_WHAT IS BEING ASKED_
Going through the material below, please gather all lines with the word "JSON" in them.
-------- DATA FOR THIS TASK --------
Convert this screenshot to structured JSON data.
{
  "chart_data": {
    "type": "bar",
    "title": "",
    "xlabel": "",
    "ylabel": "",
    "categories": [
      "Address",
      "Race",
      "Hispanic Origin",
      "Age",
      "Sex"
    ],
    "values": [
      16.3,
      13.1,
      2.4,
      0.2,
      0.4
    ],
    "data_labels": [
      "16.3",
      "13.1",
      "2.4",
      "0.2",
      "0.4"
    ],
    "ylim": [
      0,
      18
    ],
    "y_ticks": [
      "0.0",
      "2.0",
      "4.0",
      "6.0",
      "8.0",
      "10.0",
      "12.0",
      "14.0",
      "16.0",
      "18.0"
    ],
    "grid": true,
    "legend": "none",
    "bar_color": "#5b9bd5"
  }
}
--------
-------- DATA FOR THIS TASK --------
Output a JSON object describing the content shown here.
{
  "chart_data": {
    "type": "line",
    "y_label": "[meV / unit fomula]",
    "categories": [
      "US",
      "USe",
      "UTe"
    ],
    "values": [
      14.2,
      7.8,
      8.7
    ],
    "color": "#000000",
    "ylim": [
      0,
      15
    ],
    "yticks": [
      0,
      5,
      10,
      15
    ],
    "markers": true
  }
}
--------
_IN RESPONSE_
Convert this screenshot to structured JSON data.
Output a JSON object describing the content shown here.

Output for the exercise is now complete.